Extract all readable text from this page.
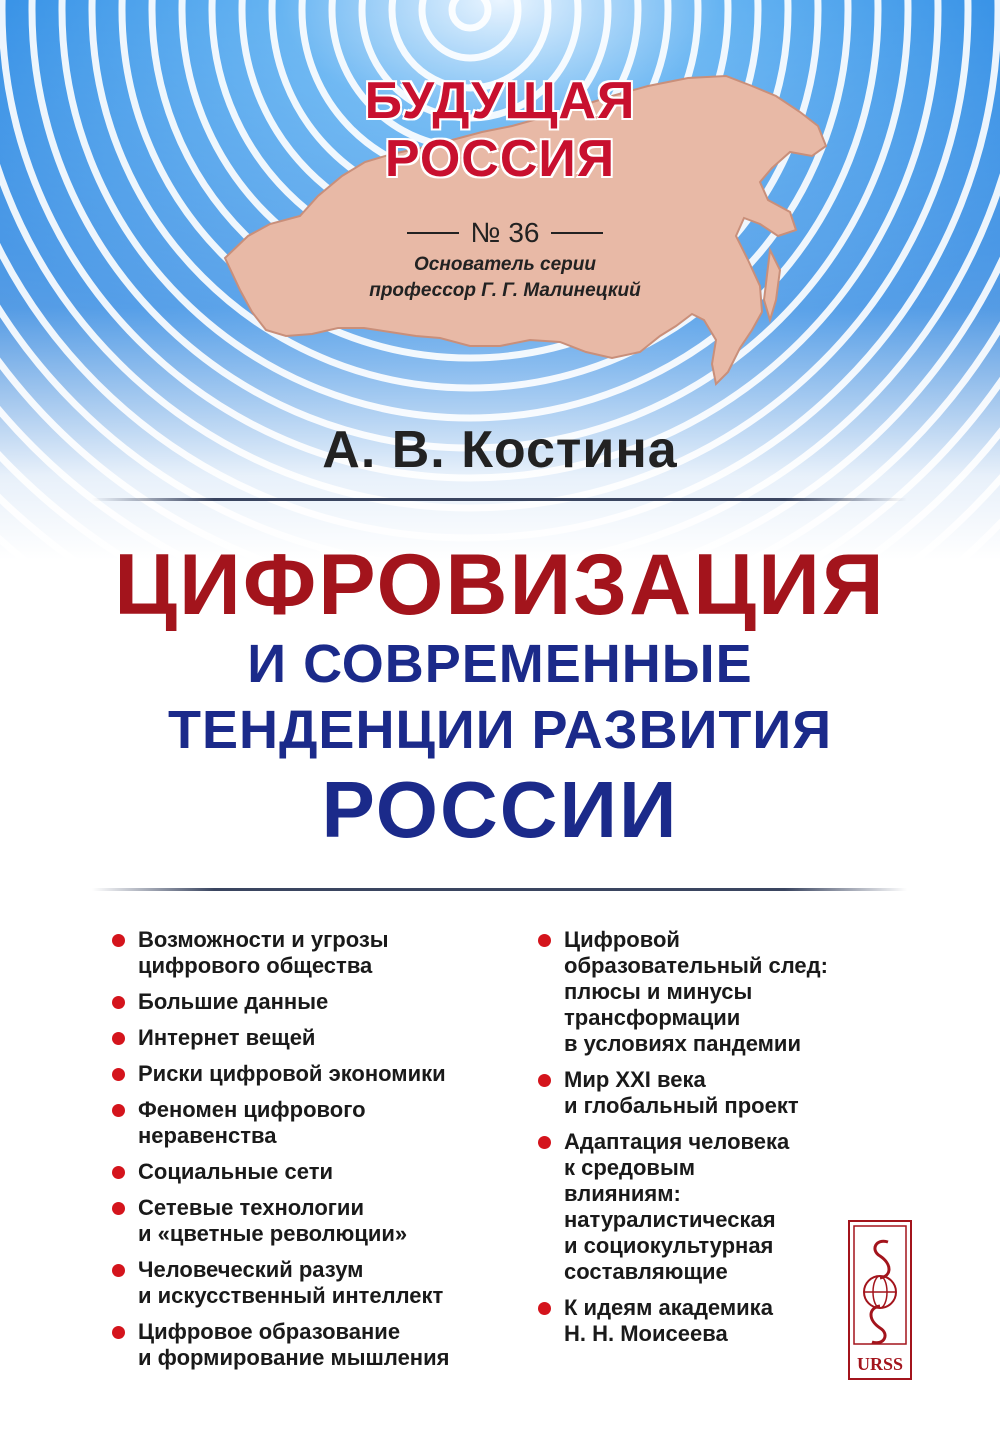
БУДУЩАЯ
РОССИЯ
№ 36
Основатель серии
профессор Г. Г. Малинецкий
А. В. Костина
ЦИФРОВИЗАЦИЯ
И СОВРЕМЕННЫЕ
ТЕНДЕНЦИИ РАЗВИТИЯ
РОССИИ
Возможности и угрозы
цифрового общества
Большие данные
Интернет вещей
Риски цифровой экономики
Феномен цифрового
неравенства
Социальные сети
Сетевые технологии
и «цветные революции»
Человеческий разум
и искусственный интеллект
Цифровое образование
и формирование мышления
Цифровой
образовательный след:
плюсы и минусы
трансформации
в условиях пандемии
Мир XXI века
и глобальный проект
Адаптация человека
к средовым
влияниям:
натуралистическая
и социокультурная
составляющие
К идеям академика
Н. Н. Моисеева
URSS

● **What is being asked**
Leave out every picture and copy the rest of the records exactly.

● **Solution for this problem**
Extract all readable text from this page.
БУДУЩАЯ
РОССИЯ
№ 36
Основатель серии
профессор Г. Г. Малинецкий
А. В. Костина
ЦИФРОВИЗАЦИЯ
И СОВРЕМЕННЫЕ
ТЕНДЕНЦИИ РАЗВИТИЯ
РОССИИ
Возможности и угрозы
цифрового общества
Большие данные
Интернет вещей
Риски цифровой экономики
Феномен цифрового
неравенства
Социальные сети
Сетевые технологии
и «цветные революции»
Человеческий разум
и искусственный интеллект
Цифровое образование
и формирование мышления
Цифровой
образовательный след:
плюсы и минусы
трансформации
в условиях пандемии
Мир XXI века
и глобальный проект
Адаптация человека
к средовым
влияниям:
натуралистическая
и социокультурная
составляющие
К идеям академика
Н. Н. Моисеева
URSS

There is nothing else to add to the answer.